Provided material:
---------------
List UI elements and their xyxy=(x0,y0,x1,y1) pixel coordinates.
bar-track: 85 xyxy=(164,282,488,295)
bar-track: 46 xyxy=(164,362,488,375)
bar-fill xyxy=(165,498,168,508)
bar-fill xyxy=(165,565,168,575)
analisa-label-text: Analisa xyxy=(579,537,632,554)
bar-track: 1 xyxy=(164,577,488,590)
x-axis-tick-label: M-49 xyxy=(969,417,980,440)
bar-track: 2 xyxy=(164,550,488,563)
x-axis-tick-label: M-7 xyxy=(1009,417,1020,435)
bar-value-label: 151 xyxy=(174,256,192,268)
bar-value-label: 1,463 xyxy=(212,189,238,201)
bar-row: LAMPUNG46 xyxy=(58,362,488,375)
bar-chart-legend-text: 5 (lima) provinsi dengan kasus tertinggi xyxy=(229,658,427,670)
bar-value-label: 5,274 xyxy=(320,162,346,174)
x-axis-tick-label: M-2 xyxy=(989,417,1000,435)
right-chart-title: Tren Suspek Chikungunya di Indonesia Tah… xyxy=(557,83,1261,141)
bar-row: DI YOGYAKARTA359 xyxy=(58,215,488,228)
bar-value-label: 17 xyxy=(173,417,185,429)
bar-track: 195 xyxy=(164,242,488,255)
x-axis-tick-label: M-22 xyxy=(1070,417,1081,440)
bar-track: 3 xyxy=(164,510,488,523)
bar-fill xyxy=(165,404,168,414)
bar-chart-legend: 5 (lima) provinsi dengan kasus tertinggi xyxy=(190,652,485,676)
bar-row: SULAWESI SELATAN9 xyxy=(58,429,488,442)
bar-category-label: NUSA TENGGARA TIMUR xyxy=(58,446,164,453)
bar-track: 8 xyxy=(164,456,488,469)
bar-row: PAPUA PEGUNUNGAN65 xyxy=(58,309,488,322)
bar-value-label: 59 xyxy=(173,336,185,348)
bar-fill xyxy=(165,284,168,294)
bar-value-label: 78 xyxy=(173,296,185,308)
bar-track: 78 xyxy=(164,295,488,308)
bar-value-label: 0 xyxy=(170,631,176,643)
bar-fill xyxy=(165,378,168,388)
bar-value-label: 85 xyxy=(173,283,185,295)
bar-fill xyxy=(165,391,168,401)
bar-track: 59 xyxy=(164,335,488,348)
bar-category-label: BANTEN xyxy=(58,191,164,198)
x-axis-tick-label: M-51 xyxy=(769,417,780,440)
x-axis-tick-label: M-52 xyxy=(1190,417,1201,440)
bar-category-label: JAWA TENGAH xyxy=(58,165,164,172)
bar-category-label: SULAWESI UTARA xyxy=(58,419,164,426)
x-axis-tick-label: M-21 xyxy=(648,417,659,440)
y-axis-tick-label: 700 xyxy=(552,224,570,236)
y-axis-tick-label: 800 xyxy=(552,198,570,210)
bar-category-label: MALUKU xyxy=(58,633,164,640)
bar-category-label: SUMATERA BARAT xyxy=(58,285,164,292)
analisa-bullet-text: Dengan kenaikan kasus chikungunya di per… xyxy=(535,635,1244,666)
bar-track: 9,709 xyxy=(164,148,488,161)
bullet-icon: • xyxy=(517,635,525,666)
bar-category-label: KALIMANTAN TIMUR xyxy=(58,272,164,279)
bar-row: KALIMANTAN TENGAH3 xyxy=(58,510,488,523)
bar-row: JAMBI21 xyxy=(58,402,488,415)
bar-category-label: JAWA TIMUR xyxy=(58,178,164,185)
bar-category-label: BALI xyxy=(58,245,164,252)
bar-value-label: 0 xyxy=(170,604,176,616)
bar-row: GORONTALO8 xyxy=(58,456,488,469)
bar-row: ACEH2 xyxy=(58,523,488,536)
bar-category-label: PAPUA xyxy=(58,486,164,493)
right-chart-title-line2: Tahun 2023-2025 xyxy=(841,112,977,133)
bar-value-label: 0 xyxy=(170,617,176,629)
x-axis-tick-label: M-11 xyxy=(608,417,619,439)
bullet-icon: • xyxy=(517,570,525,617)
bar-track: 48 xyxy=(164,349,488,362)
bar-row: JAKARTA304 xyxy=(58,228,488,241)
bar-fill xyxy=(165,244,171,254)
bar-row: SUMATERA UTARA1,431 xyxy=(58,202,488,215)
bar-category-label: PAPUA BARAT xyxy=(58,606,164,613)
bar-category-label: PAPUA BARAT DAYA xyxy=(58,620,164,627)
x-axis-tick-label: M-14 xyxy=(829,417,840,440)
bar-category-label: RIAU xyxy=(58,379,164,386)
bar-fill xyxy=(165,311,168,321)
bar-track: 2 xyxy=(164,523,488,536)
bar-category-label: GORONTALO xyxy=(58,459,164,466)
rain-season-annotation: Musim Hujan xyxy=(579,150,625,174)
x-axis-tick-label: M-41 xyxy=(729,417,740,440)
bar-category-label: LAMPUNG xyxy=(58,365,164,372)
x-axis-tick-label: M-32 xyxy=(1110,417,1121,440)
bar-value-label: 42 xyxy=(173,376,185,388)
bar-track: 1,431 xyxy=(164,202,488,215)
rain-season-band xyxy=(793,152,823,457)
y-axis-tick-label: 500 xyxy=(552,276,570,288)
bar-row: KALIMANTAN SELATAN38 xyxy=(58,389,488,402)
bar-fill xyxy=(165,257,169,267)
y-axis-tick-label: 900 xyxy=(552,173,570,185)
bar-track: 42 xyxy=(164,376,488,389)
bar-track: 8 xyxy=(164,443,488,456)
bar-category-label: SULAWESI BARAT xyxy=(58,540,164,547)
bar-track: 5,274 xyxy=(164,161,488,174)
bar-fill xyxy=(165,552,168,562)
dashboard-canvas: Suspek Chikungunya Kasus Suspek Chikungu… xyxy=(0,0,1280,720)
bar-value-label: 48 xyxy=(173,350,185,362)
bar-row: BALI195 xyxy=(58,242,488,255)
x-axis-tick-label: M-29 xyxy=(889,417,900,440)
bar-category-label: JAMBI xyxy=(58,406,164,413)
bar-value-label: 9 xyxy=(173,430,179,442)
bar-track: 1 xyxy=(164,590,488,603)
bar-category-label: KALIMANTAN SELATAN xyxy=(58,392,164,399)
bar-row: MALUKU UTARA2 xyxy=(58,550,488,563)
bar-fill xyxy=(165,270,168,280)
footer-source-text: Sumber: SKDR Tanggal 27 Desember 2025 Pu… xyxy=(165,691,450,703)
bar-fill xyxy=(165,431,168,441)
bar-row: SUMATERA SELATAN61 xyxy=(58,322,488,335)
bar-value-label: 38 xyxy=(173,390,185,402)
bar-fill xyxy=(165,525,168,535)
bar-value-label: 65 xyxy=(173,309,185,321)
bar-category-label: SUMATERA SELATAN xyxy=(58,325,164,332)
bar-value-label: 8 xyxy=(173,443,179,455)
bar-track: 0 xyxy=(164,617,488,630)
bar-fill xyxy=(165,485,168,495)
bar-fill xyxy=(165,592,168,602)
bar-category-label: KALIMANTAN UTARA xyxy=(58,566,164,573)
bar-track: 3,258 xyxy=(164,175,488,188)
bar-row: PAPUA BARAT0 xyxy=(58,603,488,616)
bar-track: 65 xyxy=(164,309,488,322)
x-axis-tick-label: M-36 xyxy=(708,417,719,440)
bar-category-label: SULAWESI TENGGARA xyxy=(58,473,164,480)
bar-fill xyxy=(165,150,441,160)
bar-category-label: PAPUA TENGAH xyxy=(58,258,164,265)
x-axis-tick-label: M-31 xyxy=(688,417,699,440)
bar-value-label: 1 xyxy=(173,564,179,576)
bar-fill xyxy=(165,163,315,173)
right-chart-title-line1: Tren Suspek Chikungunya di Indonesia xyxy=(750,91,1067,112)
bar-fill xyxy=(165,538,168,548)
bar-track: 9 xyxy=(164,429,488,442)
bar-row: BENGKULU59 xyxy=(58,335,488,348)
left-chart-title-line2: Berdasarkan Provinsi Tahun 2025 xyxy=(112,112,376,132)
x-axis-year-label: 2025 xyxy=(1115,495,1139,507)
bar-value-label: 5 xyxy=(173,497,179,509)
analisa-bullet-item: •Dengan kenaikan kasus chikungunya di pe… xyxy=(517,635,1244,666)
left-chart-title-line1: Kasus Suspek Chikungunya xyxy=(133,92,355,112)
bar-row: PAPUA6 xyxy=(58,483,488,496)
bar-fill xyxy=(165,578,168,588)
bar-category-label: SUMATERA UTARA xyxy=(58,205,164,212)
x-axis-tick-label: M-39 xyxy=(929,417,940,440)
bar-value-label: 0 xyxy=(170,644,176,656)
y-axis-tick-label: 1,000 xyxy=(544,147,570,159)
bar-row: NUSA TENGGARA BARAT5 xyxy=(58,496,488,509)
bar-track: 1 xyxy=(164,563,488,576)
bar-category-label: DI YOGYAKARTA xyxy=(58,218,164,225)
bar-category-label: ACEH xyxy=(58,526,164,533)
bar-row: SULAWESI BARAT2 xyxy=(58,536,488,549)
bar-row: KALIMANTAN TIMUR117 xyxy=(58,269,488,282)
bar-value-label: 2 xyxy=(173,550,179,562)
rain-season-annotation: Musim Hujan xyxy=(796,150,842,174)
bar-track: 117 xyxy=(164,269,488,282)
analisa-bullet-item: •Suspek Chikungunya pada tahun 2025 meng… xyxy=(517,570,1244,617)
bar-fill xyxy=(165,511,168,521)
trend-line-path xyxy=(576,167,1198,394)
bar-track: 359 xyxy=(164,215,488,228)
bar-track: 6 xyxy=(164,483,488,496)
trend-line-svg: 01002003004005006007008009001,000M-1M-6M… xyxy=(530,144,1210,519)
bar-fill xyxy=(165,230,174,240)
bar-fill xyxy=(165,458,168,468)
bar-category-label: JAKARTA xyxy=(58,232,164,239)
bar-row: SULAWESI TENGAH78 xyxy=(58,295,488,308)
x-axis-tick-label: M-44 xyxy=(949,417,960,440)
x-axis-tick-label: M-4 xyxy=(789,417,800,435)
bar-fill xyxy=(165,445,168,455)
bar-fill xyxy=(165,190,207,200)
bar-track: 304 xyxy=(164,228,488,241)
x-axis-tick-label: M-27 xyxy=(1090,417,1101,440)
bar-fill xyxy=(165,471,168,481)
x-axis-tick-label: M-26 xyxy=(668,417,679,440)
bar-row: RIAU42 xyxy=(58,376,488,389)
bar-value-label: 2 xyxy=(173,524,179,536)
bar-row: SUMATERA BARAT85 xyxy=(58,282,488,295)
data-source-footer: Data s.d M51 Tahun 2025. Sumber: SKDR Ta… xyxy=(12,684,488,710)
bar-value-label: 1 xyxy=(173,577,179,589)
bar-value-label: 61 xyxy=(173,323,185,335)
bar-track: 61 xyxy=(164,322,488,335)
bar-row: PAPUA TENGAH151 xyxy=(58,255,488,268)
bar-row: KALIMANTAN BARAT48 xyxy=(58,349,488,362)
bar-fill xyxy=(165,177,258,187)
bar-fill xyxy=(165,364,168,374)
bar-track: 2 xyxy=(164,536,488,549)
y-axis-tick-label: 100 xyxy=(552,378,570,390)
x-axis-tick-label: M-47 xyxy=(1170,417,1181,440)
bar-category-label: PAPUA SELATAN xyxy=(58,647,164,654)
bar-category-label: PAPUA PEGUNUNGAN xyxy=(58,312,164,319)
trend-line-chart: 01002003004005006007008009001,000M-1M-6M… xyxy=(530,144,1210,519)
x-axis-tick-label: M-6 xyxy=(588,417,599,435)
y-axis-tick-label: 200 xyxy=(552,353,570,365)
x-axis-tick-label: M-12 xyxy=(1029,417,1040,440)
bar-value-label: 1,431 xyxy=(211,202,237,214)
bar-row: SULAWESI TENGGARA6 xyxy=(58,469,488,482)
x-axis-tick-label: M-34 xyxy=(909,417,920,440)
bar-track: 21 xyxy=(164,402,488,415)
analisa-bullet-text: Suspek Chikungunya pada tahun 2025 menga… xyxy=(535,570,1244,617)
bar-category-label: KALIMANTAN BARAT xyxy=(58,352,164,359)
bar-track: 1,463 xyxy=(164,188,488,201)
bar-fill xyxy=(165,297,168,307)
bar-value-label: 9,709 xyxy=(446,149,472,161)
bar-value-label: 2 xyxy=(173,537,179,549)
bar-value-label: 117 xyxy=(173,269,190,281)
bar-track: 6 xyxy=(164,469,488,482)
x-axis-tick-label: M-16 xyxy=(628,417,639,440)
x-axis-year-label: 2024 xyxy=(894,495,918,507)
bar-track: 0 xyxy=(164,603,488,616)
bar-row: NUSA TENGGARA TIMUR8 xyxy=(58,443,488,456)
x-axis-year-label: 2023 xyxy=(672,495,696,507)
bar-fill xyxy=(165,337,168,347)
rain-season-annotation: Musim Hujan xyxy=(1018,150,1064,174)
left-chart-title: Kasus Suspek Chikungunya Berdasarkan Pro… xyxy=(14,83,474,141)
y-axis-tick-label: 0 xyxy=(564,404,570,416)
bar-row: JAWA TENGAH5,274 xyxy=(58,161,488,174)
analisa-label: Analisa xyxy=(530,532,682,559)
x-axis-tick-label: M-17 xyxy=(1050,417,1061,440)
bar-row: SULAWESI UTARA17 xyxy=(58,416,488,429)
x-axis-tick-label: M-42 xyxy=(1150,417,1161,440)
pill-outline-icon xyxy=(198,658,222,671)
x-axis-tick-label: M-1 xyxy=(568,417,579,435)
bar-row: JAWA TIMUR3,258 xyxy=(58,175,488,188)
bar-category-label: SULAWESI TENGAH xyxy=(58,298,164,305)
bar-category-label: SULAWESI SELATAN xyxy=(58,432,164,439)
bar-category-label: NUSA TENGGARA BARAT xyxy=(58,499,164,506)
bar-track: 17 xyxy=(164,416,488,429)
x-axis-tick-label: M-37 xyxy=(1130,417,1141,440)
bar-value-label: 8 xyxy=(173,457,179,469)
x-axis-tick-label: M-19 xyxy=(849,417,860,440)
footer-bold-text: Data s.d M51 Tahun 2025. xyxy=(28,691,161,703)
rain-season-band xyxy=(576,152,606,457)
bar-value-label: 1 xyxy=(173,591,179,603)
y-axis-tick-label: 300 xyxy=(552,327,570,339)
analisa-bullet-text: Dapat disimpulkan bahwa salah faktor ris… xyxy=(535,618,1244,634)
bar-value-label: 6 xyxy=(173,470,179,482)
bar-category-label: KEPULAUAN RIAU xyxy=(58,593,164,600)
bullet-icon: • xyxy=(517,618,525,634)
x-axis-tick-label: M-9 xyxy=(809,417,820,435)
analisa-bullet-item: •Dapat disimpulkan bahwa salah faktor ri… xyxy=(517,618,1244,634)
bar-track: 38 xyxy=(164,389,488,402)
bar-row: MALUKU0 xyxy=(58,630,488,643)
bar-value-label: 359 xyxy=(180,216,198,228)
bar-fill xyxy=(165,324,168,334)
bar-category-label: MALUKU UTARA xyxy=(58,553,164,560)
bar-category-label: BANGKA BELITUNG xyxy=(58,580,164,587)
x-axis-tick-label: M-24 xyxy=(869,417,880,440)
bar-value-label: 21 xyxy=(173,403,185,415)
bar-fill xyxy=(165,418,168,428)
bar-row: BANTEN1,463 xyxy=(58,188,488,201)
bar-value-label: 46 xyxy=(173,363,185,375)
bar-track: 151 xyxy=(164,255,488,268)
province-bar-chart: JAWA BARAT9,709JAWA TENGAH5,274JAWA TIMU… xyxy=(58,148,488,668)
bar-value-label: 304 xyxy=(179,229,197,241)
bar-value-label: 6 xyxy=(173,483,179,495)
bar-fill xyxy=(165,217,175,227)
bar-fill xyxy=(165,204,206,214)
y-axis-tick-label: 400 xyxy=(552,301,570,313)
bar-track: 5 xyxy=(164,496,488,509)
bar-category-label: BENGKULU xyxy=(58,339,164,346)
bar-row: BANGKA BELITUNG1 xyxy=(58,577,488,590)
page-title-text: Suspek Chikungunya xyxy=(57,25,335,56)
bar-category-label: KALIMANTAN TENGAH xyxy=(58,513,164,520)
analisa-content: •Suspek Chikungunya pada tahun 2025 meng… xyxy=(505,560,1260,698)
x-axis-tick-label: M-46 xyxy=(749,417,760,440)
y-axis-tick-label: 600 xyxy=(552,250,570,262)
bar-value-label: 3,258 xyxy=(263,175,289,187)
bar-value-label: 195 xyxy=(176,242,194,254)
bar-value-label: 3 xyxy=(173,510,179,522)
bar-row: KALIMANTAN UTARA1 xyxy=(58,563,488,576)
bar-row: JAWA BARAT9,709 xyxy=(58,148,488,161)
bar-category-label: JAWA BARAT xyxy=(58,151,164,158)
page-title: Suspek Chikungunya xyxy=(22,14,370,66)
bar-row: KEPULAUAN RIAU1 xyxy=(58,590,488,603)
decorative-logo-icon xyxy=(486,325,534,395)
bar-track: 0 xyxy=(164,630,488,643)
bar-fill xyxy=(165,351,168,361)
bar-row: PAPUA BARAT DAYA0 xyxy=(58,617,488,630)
---------------
What the exercise asks: Lay out the entries from the first line down to the line containing "analisa-label-text: Analisa xyxy=(579,537,632,554)", inclusive, as a JSON list of strings. Use one string per line and leave out blank lines.

Full answer:
[
  "List UI elements and their xyxy=(x0,y0,x1,y1) pixel coordinates.",
  "bar-track: 85 xyxy=(164,282,488,295)",
  "bar-track: 46 xyxy=(164,362,488,375)",
  "bar-fill xyxy=(165,498,168,508)",
  "bar-fill xyxy=(165,565,168,575)",
  "analisa-label-text: Analisa xyxy=(579,537,632,554)"
]